*What needs to be done*
From the records, pick out and copy each line containing "Office".
===
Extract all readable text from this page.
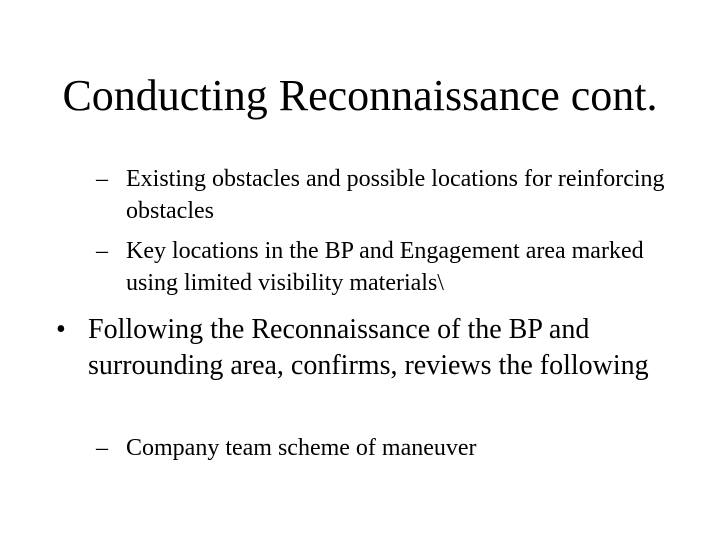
Conducting Reconnaissance cont.
– Existing obstacles and possible locations for reinforcing obstacles
– Key locations in the BP and Engagement area marked using limited visibility materials\
• Following the Reconnaissance of the BP and surrounding area, confirms, reviews the following
– Company team scheme of maneuver
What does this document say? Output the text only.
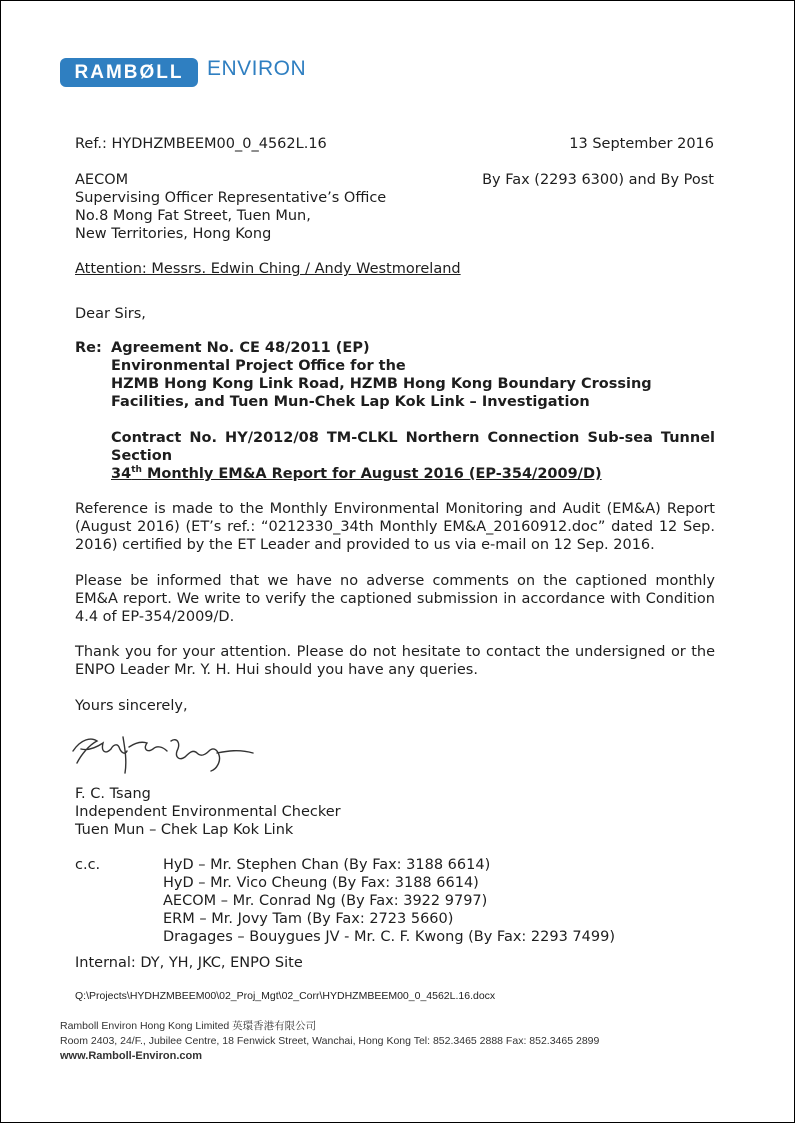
RAMBØLL	ENVIRON
Ref.: HYDHZMBEEM00_0_4562L.16	13 September 2016
AECOM
Supervising Officer Representative’s Office
No.8 Mong Fat Street, Tuen Mun,
New Territories, Hong Kong
By Fax (2293 6300) and By Post
Attention: Messrs. Edwin Ching / Andy Westmoreland
Dear Sirs,
Re: Agreement No. CE 48/2011 (EP)
Environmental Project Office for the
HZMB Hong Kong Link Road, HZMB Hong Kong Boundary Crossing
Facilities, and Tuen Mun-Chek Lap Kok Link – Investigation
Contract No. HY/2012/08 TM-CLKL Northern Connection Sub-sea Tunnel Section
34th Monthly EM&A Report for August 2016 (EP-354/2009/D)
Reference is made to the Monthly Environmental Monitoring and Audit (EM&A) Report (August 2016) (ET’s ref.: “0212330_34th Monthly EM&A_20160912.doc” dated 12 Sep. 2016) certified by the ET Leader and provided to us via e-mail on 12 Sep. 2016.
Please be informed that we have no adverse comments on the captioned monthly EM&A report. We write to verify the captioned submission in accordance with Condition 4.4 of EP-354/2009/D.
Thank you for your attention. Please do not hesitate to contact the undersigned or the ENPO Leader Mr. Y. H. Hui should you have any queries.
Yours sincerely,
F. C. Tsang
Independent Environmental Checker
Tuen Mun – Chek Lap Kok Link
c.c.	HyD – Mr. Stephen Chan (By Fax: 3188 6614)
HyD – Mr. Vico Cheung (By Fax: 3188 6614)
AECOM – Mr. Conrad Ng (By Fax: 3922 9797)
ERM – Mr. Jovy Tam (By Fax: 2723 5660)
Dragages – Bouygues JV - Mr. C. F. Kwong (By Fax: 2293 7499)
Internal: DY, YH, JKC, ENPO Site
Q:\Projects\HYDHZMBEEM00\02_Proj_Mgt\02_Corr\HYDHZMBEEM00_0_4562L.16.docx
Ramboll Environ Hong Kong Limited 英環香港有限公司
Room 2403, 24/F., Jubilee Centre, 18 Fenwick Street, Wanchai, Hong Kong Tel: 852.3465 2888 Fax: 852.3465 2899
www.Ramboll-Environ.com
===
*Expected output*
Supervising Officer Representative’s Office
Environmental Project Office for the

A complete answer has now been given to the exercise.